#### [Exercise description]
List each line of the data that holds the string "alternativet", please.
··· Dataset records ···
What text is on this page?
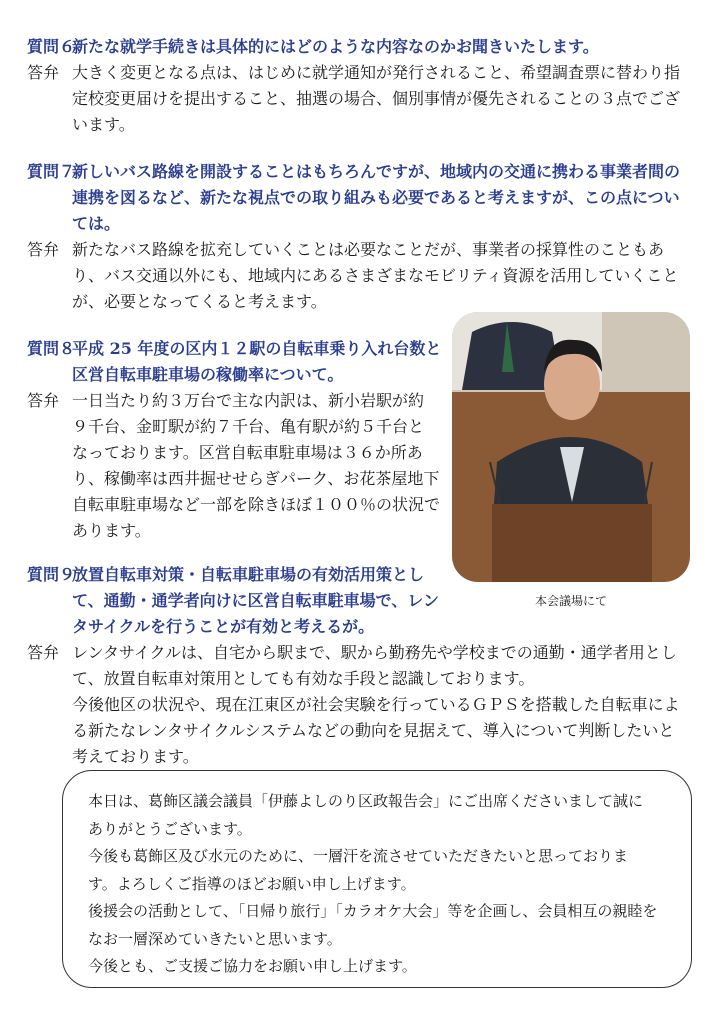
質問６新たな就学手続きは具体的にはどのような内容なのかお聞きいたします。
答弁 大きく変更となる点は、はじめに就学通知が発行されること、希望調査票に替わり指
定校変更届けを提出すること、抽選の場合、個別事情が優先されることの３点でござ
います。
質問７新しいバス路線を開設することはもちろんですが、地域内の交通に携わる事業者間の
連携を図るなど、新たな視点での取り組みも必要であると考えますが、この点につい
ては。
答弁 新たなバス路線を拡充していくことは必要なことだが、事業者の採算性のこともあ
り、バス交通以外にも、地域内にあるさまざまなモビリティ資源を活用していくこと
が、必要となってくると考えます。
質問８平成 25 年度の区内１２駅の自転車乗り入れ台数と
区営自転車駐車場の稼働率について。
答弁 一日当たり約３万台で主な内訳は、新小岩駅が約
９千台、金町駅が約７千台、亀有駅が約５千台と
なっております。区営自転車駐車場は３６か所あ
り、稼働率は西井掘せせらぎパーク、お花茶屋地下
自転車駐車場など一部を除きほぼ１００％の状況で
あります。
質問９放置自転車対策・自転車駐車場の有効活用策とし
て、通勤・通学者向けに区営自転車駐車場で、レン
タサイクルを行うことが有効と考えるが。
答弁 レンタサイクルは、自宅から駅まで、駅から勤務先や学校までの通勤・通学者用とし
て、放置自転車対策用としても有効な手段と認識しております。
今後他区の状況や、現在江東区が社会実験を行っているＧＰＳを搭載した自転車によ
る新たなレンタサイクルシステムなどの動向を見据えて、導入について判断したいと
考えております。
本会議場にて
本日は、葛飾区議会議員「伊藤よしのり区政報告会」にご出席くださいまして誠に
ありがとうございます。
今後も葛飾区及び水元のために、一層汗を流させていただきたいと思っておりま
す。よろしくご指導のほどお願い申し上げます。
後援会の活動として、「日帰り旅行」「カラオケ大会」等を企画し、会員相互の親睦を
なお一層深めていきたいと思います。
今後とも、ご支援ご協力をお願い申し上げます。
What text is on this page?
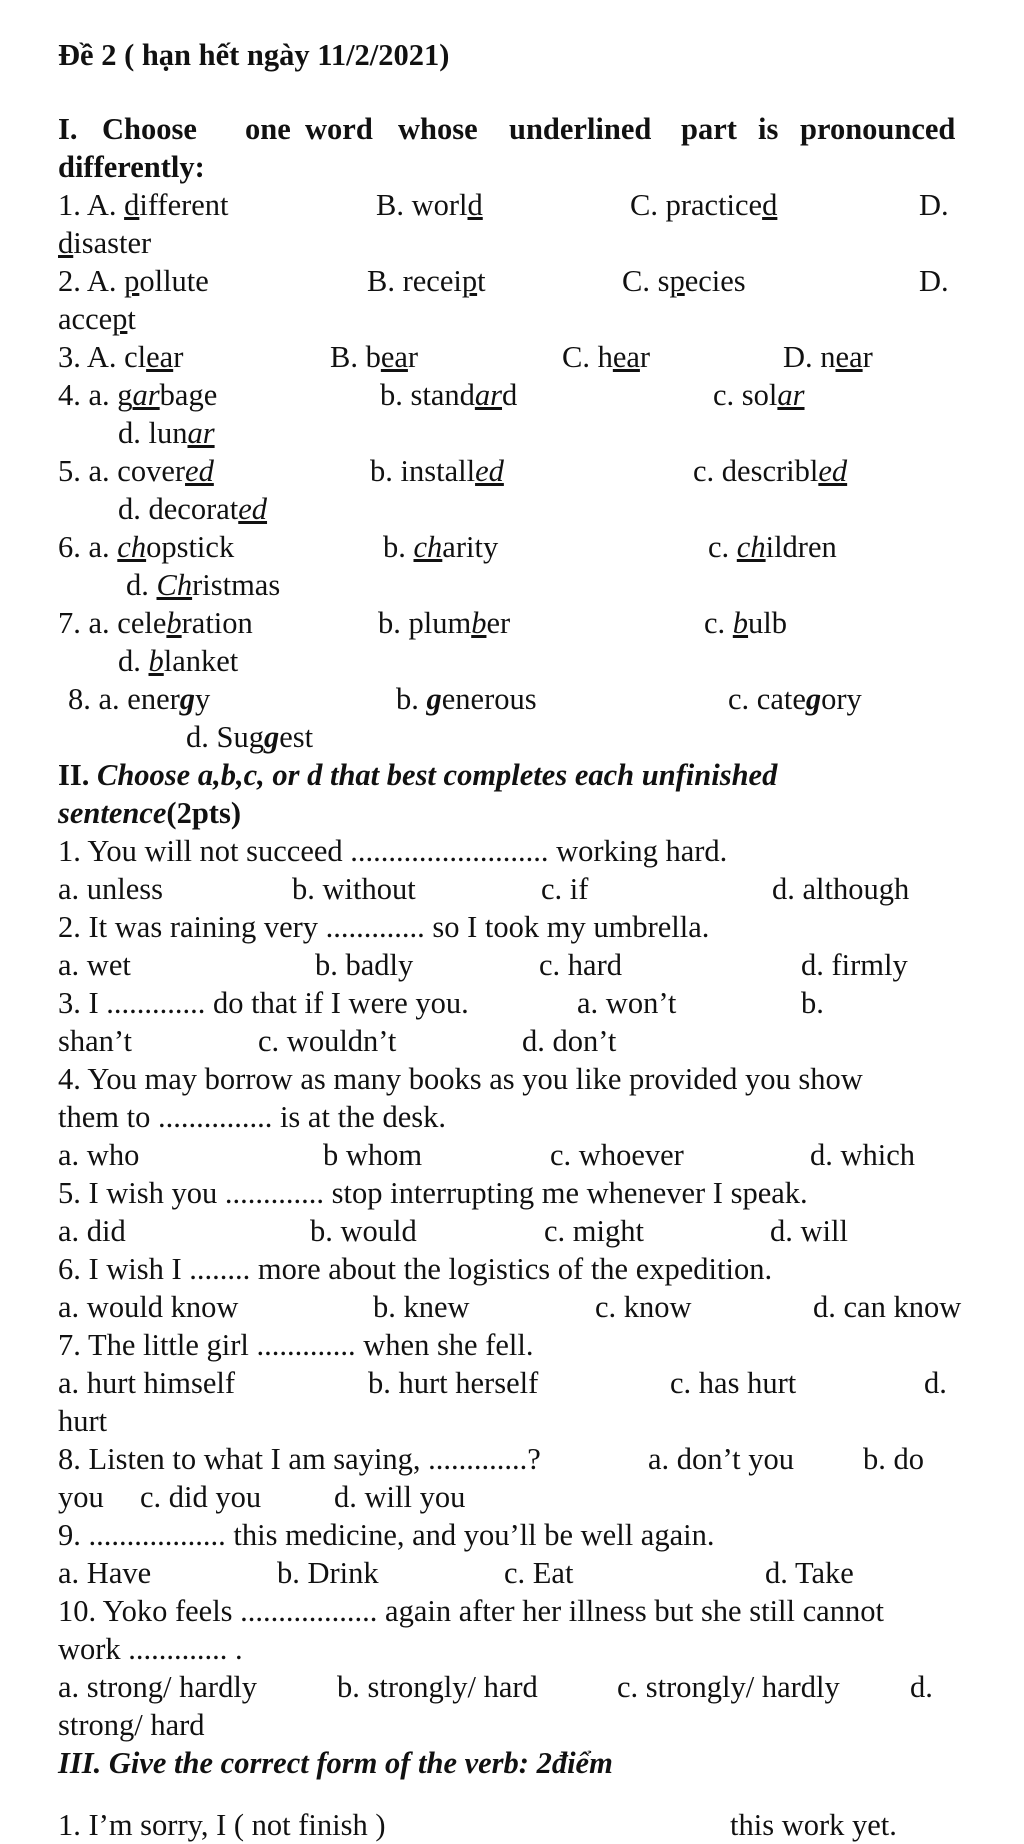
Đề 2 ( hạn hết ngày 11/2/2021)
I. Choose one word whose underlined part is pronounced
differently:
1. A. different	B. world	C. practiced	D.
disaster
2. A. pollute	B. receipt	C. species	D.
accept
3. A. clear	B. bear	C. hear	D. near
4. a. garbage	b. standard	c. solar
d. lunar
5. a. covered	b. installed	c. describled
d. decorated
6. a. chopstick	b. charity	c. children
d. Christmas
7. a. celebration	b. plumber	c. bulb
d. blanket
8. a. energy	b. generous	c. category
d. Suggest
II. Choose a,b,c, or d that best completes each unfinished
sentence(2pts)
1. You will not succeed .......................... working hard.
a. unless	b. without	c. if	d. although
2. It was raining very ............. so I took my umbrella.
a. wet	b. badly	c. hard	d. firmly
3. I ............. do that if I were you.	a. won’t	b.
shan’t	c. wouldn’t	d. don’t
4. You may borrow as many books as you like provided you show
them to ............... is at the desk.
a. who	b whom	c. whoever	d. which
5. I wish you ............. stop interrupting me whenever I speak.
a. did	b. would	c. might	d. will
6. I wish I ........ more about the logistics of the expedition.
a. would know	b. knew	c. know	d. can know
7. The little girl ............. when she fell.
a. hurt himself	b. hurt herself	c. has hurt	d.
hurt
8. Listen to what I am saying, .............?	a. don’t you b. do
you c. did you d. will you
9. .................. this medicine, and you’ll be well again.
a. Have	b. Drink	c. Eat	d. Take
10. Yoko feels .................. again after her illness but she still cannot
work ............. .
a. strong/ hardly	b. strongly/ hard	c. strongly/ hardly d.
strong/ hard
III. Give the correct form of the verb: 2điểm
1. I’m sorry, I ( not finish )	this work yet.
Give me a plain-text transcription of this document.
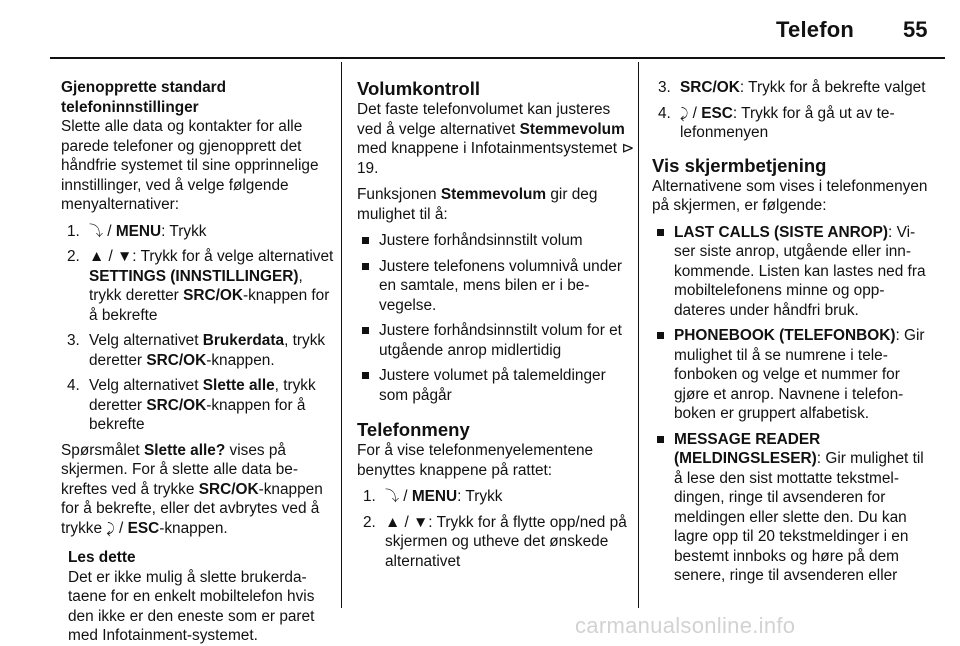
Telefon 55

Gjenopprette standard telefoninnstillinger

Slette alle data og kontakter for alle parede telefoner og gjenopprett det håndfrie systemet til sine opprinnelige innstillinger, ved å velge følgende menyalternativer:

1. ⤵ / MENU: Trykk
2. ▲ / ▼: Trykk for å velge alternativet SETTINGS (INNSTILLINGER), trykk deretter SRC/OK-knappen for å bekrefte
3. Velg alternativet Brukerdata, trykk deretter SRC/OK-knappen.
4. Velg alternativet Slette alle, trykk deretter SRC/OK-knappen for å bekrefte

Spørsmålet Slette alle? vises på skjermen. For å slette alle data bekreftes ved å trykke SRC/OK-knappen for å bekrefte, eller det avbrytes ved å trykke ⤸ / ESC-knappen.

Les dette
Det er ikke mulig å slette brukerdataene for en enkelt mobiltelefon hvis den ikke er den eneste som er paret med Infotainment-systemet.
Volumkontroll

Det faste telefonvolumet kan justeres ved å velge alternativet Stemmevolum med knappene i Infotainmentsystemet ⊳ 19.

Funksjonen Stemmevolum gir deg mulighet til å:

Justere forhåndsinnstilt volum
Justere telefonens volumnivå under en samtale, mens bilen er i bevegelse.
Justere forhåndsinnstilt volum for et utgående anrop midlertidig
Justere volumet på talemeldinger som pågår
Telefonmeny

For å vise telefonmenyelementene benyttes knappene på rattet:

1. ⤵ / MENU: Trykk
2. ▲ / ▼: Trykk for å flytte opp/ned på skjermen og utheve det ønskede alternativet
3. SRC/OK: Trykk for å bekrefte valget
4. ⤸ / ESC: Trykk for å gå ut av telefonmenyen
Vis skjermbetjening

Alternativene som vises i telefonmenyen på skjermen, er følgende:

LAST CALLS (SISTE ANROP): Viser siste anrop, utgående eller innkommende. Listen kan lastes ned fra mobiltelefonens minne og oppdateres under håndfri bruk.
PHONEBOOK (TELEFONBOK): Gir mulighet til å se numrene i telefonboken og velge et nummer for gjøre et anrop. Navnene i telefonboken er gruppert alfabetisk.
MESSAGE READER (MELDINGSLESER): Gir mulighet til å lese den sist mottatte tekstmeldingen, ringe til avsenderen for meldingen eller slette den. Du kan lagre opp til 20 tekstmeldinger i en bestemt innboks og høre på dem senere, ringe til avsenderen eller
carmanualsonline.info
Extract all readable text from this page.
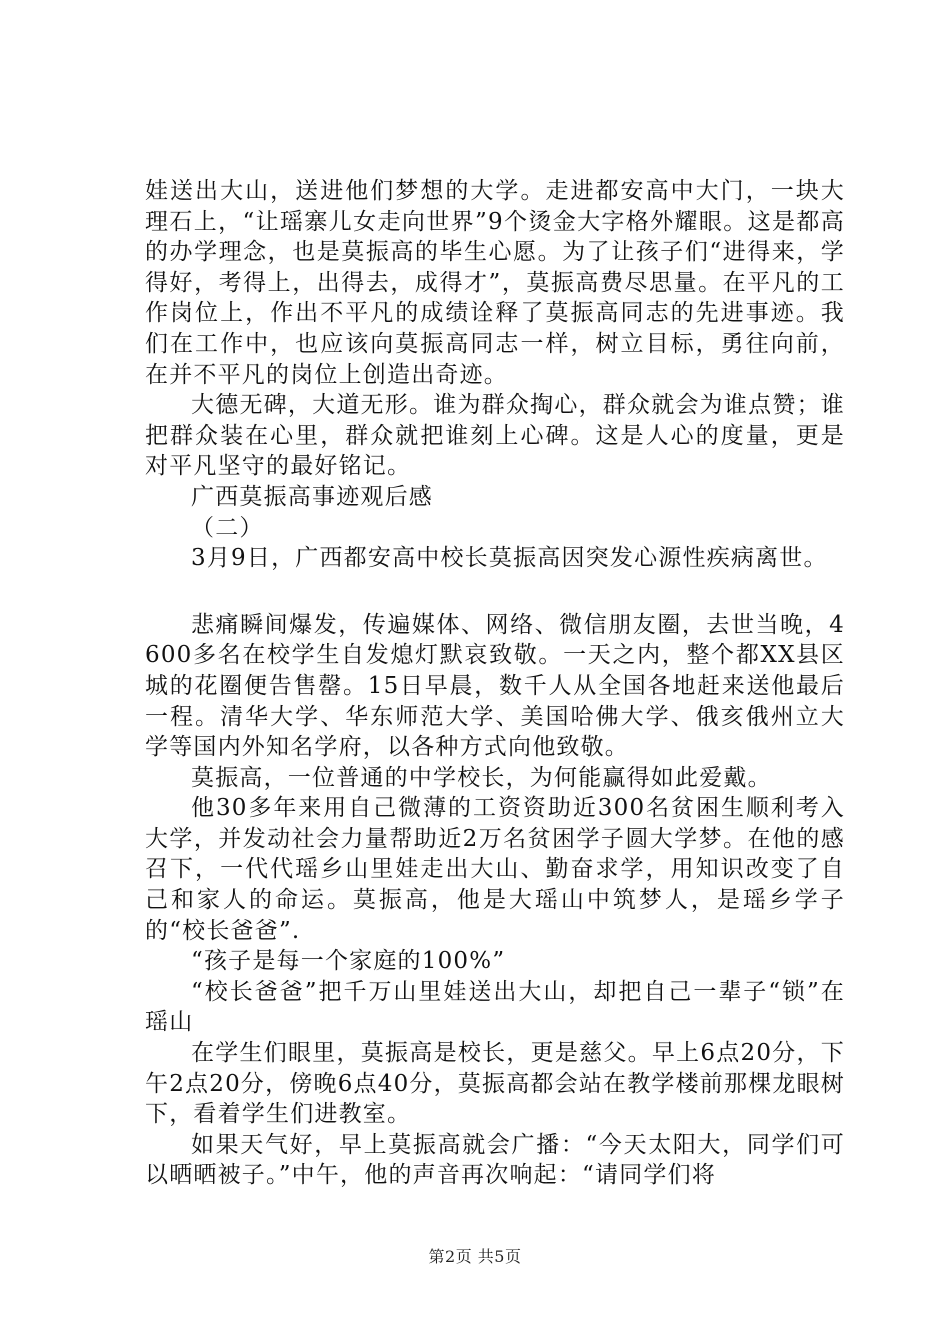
娃送出大山，送进他们梦想的大学。走进都安高中大门，一块大理石上，“让瑶寨儿女走向世界”9个烫金大字格外耀眼。这是都高的办学理念，也是莫振高的毕生心愿。为了让孩子们“进得来，学得好，考得上，出得去，成得才”，莫振高费尽思量。在平凡的工作岗位上，作出不平凡的成绩诠释了莫振高同志的先进事迹。我们在工作中，也应该向莫振高同志一样，树立目标，勇往向前，在并不平凡的岗位上创造出奇迹。

大德无碑，大道无形。谁为群众掏心，群众就会为谁点赞；谁把群众装在心里，群众就把谁刻上心碑。这是人心的度量，更是对平凡坚守的最好铭记。

广西莫振高事迹观后感

（二）

3月9日，广西都安高中校长莫振高因突发心源性疾病离世。

悲痛瞬间爆发，传遍媒体、网络、微信朋友圈，去世当晚，4600多名在校学生自发熄灯默哀致敬。一天之内，整个都XX县区城的花圈便告售罄。15日早晨，数千人从全国各地赶来送他最后一程。清华大学、华东师范大学、美国哈佛大学、俄亥俄州立大学等国内外知名学府，以各种方式向他致敬。

莫振高，一位普通的中学校长，为何能赢得如此爱戴。

他30多年来用自己微薄的工资资助近300名贫困生顺利考入大学，并发动社会力量帮助近2万名贫困学子圆大学梦。在他的感召下，一代代瑶乡山里娃走出大山、勤奋求学，用知识改变了自己和家人的命运。莫振高，他是大瑶山中筑梦人，是瑶乡学子的“校长爸爸”.

“孩子是每一个家庭的100%”

“校长爸爸”把千万山里娃送出大山，却把自己一辈子“锁”在瑶山

在学生们眼里，莫振高是校长，更是慈父。早上6点20分，下午2点20分，傍晚6点40分，莫振高都会站在教学楼前那棵龙眼树下，看着学生们进教室。

如果天气好，早上莫振高就会广播：“今天太阳大，同学们可以晒晒被子。”中午，他的声音再次响起：“请同学们将

第2页 共5页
···
#### [Exercise result]
2. ▲ / ▼: Trykk for å velge alternativet SETTINGS (INNSTILLINGER), trykk deretter SRC/OK-knappen for å bekrefte
3. Velg alternativet Brukerdata, trykk deretter SRC/OK-knappen.
4. Velg alternativet Slette alle, trykk deretter SRC/OK-knappen for å bekrefte
Det faste telefonvolumet kan justeres ved å velge alternativet Stemmevolum med knappene i Infotainmentsystemet ⊳ 19.
2. ▲ / ▼: Trykk for å flytte opp/ned på skjermen og utheve det ønskede alternativet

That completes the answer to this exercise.